### Exercises
A. Could you reproduce, word for word, the stretch of the passage on students' religious expression at school from "An 11-year-old Muslim" through "opened an investigation."?
B. How would you render this sentence from the passage on students' religious expression at school in Spanish: "A lawsuit had to be filed against the school district to allow religious literature to be treated the same way that secular literature is treated."
C. Can you extend the passage on students' religious expression at school, picking up after its final sentence?

== Source passage

Sixth-grader Caitlin Ribelin wanted to tell classmates about her church youth group, but her school principal prevented her from doing so because of school policies preventing distribution of religious materials not authored by students. A lawsuit had to be filed against the school district to allow religious literature to be treated the same way that secular literature is treated.

• From Muskogee Public School District, Oklahoma:

An 11-year-old Muslim student was suspended for wearing her religious hair covering to school, in violation of the school's dress code. A lawsuit was filed to protect the student's religious rights in federal court in Oklahoma, and the school district finally decided to settle after the U.S. Department of Justice opened an investigation.

• From Cushing Elementary School, Delafield, Wisconsin:

Morgan Nyman, an eight-year-old student was denied the opportunity to share the valentines that she had made by hand with her classmates because the Valentines included religious messages, which would "violate the separation of church and state" if little Morgan was permitted to hand them out. A lawsuit was filed to protect Morgan's rights, and the Kettle Moraine School District only relented after litigation, deciding to allow Morgan to pass the valentines out.

====
== Given entries

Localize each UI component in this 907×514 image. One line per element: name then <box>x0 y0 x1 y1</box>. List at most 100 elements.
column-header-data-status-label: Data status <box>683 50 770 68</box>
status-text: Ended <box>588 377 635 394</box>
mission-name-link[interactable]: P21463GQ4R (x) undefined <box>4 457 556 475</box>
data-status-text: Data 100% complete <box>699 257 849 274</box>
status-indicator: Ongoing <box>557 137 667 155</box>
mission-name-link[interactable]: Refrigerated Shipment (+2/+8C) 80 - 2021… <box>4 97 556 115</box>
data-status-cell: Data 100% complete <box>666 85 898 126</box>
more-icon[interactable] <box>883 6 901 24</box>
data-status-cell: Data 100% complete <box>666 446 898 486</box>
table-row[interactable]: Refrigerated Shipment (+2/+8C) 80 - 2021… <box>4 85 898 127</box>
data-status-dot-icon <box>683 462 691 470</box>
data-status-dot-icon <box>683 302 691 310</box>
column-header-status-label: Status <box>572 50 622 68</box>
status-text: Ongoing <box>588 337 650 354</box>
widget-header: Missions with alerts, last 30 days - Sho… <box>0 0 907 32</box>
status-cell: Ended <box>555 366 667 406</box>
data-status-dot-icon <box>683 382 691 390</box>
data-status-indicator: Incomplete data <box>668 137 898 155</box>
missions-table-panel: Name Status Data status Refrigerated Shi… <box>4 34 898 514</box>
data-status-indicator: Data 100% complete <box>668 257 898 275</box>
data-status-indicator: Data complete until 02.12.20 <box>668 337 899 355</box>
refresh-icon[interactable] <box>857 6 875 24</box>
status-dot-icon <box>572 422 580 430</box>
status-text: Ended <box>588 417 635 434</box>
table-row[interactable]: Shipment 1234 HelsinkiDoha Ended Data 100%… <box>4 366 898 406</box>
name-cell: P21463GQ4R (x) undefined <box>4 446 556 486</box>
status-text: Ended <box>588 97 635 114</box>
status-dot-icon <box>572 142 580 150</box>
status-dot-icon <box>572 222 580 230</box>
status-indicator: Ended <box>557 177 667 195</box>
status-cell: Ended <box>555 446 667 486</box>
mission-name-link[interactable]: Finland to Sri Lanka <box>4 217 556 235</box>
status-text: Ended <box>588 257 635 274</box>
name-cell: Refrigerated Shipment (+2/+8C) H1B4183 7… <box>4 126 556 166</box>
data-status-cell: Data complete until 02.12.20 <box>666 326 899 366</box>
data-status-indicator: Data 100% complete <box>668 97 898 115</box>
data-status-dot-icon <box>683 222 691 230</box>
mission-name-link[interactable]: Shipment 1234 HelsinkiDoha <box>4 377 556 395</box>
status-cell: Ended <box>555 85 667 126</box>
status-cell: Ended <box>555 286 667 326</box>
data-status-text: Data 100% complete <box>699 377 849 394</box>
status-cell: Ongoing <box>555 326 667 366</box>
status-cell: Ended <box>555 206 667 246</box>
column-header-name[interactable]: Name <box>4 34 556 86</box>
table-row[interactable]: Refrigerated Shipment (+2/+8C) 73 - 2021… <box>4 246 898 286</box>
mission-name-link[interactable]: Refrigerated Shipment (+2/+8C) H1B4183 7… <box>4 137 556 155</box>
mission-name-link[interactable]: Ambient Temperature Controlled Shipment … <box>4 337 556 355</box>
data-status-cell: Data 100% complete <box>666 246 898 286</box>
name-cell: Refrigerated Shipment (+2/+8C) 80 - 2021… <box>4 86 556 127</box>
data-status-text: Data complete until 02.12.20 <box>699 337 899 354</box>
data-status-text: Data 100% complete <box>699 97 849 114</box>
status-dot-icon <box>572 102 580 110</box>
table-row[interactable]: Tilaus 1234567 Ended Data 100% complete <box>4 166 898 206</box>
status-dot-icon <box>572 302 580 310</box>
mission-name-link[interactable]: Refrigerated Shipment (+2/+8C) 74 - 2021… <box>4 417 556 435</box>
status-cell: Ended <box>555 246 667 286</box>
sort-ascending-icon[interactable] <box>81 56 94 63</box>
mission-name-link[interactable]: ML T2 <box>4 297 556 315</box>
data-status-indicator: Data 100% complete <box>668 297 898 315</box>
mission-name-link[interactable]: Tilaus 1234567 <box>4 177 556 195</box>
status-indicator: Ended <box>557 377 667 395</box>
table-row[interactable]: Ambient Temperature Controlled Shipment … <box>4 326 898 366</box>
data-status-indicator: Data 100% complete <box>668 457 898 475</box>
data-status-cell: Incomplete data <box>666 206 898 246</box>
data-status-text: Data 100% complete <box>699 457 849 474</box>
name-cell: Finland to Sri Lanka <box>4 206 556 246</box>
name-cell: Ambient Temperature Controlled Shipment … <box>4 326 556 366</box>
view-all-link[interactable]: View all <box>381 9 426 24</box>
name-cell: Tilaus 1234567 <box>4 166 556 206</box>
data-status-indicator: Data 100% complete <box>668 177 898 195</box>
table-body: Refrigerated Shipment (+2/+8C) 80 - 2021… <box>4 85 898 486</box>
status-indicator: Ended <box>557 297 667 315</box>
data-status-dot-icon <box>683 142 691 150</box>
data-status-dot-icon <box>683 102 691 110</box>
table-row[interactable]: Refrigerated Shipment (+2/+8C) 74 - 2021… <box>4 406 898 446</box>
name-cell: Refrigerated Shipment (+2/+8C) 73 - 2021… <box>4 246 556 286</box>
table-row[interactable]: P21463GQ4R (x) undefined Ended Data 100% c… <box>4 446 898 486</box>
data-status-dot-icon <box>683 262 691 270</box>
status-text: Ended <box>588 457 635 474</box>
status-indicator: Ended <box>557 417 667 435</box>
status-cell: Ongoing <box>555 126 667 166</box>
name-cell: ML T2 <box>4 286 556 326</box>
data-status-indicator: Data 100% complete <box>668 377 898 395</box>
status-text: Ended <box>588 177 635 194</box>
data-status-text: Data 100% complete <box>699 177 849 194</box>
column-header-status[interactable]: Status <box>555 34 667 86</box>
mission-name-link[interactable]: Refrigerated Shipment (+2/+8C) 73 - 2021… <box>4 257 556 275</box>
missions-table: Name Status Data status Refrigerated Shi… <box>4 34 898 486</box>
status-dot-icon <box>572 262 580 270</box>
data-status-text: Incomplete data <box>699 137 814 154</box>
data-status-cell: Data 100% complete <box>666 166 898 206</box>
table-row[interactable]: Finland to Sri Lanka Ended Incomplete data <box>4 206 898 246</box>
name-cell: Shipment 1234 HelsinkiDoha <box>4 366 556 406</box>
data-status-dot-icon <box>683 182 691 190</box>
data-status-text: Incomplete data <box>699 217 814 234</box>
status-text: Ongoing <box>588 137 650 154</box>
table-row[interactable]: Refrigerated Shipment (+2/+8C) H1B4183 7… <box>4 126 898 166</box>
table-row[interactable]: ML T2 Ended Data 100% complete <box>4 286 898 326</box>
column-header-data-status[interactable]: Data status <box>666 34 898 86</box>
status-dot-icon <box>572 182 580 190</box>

====

### Outputs for the tasks
A.
An 11-year-old Muslim student was suspended for wearing her religious hair covering to school, in violation of the school's dress code. A lawsuit was filed to protect the student's religious rights in federal court in Oklahoma, and the school district finally decided to settle after the U.S. Department of Justice opened an investigation.

B. Hubo que presentar una demanda contra el distrito escolar para que la literatura religiosa recibiera el mismo trato que la literatura secular.

C.
• From the Boulder Valley School District, Colorado:

For a class project, students were asked to select their favorite book for an oral book report. Eleven-year-old student Elizabeth Johnson selected the Bible, specifically Exodus, to share with the class, but the teacher rejected the student's choice, saying that the Bible may be "offensive" to some. Additionally, Elizabeth was told that she could not bring her Bible to school. An attorney became involved and sent a letter to the district explaining how Elizabeth's rights had been violated, and a television station contacted the school about the events. Twenty minutes after the news called, the district relented and permitted Elizabeth to select the Bible as the subject of her book report.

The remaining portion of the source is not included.